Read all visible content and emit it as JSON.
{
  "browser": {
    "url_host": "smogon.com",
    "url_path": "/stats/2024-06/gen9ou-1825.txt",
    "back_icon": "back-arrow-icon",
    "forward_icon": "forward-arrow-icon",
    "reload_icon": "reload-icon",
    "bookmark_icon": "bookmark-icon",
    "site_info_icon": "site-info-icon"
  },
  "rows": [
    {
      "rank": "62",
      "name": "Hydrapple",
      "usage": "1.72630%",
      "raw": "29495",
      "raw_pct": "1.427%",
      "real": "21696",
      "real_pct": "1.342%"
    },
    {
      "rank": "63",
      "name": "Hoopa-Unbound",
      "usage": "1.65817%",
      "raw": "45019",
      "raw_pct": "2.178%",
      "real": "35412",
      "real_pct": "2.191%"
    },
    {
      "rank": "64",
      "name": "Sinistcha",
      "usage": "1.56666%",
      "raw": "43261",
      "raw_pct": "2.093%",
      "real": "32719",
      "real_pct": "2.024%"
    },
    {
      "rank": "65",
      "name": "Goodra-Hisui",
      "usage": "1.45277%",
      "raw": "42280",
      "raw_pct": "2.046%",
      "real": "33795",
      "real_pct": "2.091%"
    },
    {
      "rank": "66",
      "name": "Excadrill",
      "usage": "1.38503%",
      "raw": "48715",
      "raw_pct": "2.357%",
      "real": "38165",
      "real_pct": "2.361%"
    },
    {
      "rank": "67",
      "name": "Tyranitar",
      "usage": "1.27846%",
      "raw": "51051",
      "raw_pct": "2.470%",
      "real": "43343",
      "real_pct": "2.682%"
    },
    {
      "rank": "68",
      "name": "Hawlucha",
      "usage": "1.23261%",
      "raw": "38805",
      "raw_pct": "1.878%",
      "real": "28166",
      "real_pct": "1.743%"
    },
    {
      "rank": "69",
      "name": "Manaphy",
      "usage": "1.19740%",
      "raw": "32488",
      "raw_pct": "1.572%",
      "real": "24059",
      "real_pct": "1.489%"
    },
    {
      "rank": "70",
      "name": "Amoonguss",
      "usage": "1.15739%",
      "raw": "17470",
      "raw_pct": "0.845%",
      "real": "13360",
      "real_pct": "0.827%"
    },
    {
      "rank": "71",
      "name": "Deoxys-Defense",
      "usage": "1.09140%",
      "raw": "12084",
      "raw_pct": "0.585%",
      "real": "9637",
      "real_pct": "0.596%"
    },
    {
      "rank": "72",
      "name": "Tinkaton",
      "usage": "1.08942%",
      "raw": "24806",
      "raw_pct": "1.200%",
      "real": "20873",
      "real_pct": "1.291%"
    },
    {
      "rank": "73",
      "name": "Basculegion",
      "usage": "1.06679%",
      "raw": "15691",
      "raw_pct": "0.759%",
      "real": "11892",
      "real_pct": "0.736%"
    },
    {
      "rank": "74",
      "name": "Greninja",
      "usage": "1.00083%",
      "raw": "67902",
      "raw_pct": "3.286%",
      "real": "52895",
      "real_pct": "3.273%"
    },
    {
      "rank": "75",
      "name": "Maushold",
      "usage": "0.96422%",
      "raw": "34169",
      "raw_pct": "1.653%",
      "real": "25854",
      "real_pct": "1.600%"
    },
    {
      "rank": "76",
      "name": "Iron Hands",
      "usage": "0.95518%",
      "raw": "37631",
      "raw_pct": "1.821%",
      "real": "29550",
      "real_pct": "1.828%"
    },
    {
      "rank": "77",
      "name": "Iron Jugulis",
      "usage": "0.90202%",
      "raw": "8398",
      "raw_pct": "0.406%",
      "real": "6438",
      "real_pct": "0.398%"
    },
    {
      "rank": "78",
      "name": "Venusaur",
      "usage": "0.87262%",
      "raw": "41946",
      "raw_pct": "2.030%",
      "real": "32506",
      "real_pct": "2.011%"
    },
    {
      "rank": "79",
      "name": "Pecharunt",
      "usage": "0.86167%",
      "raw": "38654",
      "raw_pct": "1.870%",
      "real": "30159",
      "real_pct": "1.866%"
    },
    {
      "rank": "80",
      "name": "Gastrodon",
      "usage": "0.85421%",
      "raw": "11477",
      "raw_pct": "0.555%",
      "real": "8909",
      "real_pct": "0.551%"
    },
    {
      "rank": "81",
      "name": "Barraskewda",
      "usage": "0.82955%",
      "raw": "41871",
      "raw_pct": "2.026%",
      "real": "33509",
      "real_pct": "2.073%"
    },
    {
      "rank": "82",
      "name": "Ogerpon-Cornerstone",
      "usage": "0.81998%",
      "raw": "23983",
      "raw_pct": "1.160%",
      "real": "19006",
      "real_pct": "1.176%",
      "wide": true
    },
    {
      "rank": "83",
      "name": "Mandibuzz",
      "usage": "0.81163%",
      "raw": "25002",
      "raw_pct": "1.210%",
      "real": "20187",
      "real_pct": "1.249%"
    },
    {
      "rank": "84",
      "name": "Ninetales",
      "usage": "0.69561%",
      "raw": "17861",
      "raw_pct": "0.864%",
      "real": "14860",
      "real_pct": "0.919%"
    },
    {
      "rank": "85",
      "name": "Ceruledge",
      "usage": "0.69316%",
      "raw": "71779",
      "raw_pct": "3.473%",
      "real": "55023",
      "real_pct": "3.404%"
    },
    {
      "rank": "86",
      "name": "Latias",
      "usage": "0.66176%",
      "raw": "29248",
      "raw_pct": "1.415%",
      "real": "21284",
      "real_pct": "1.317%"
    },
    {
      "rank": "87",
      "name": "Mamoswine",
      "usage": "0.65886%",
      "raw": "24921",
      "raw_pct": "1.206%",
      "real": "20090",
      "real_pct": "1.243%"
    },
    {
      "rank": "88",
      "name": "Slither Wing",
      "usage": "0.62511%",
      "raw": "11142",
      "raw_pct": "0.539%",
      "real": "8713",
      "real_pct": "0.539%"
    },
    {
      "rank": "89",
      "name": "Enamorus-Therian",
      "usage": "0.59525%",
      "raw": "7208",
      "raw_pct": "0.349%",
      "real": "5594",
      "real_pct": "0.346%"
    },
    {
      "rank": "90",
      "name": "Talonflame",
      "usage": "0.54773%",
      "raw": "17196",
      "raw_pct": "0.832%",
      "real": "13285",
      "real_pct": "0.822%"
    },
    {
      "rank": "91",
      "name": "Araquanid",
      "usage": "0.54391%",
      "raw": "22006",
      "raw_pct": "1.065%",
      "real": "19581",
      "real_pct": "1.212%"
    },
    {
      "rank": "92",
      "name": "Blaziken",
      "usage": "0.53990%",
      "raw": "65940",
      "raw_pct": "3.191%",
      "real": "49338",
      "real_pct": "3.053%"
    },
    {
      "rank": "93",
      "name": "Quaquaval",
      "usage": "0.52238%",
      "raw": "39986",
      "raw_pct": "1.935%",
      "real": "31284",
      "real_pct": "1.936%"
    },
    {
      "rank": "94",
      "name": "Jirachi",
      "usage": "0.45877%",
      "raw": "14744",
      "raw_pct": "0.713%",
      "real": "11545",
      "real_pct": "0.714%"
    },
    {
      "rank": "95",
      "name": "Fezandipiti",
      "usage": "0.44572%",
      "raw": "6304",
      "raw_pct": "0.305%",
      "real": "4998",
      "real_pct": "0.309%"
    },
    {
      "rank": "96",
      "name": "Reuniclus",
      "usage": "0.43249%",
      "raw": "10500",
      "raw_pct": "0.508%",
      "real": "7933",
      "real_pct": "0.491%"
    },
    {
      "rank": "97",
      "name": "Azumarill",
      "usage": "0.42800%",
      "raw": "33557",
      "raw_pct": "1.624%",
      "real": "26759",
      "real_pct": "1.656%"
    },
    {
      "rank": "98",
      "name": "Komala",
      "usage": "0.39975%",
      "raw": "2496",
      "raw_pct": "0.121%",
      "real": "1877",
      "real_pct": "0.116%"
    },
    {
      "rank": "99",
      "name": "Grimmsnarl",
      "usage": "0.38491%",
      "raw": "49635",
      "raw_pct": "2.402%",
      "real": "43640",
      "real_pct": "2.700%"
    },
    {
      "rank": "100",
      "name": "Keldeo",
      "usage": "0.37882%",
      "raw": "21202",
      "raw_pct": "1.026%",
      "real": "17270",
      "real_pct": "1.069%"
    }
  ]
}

=======

> [Written instruction] Each line with the string "arrow" in it needs to be found and copied.

> [Written response]
    "back_icon": "back-arrow-icon",
    "forward_icon": "forward-arrow-icon",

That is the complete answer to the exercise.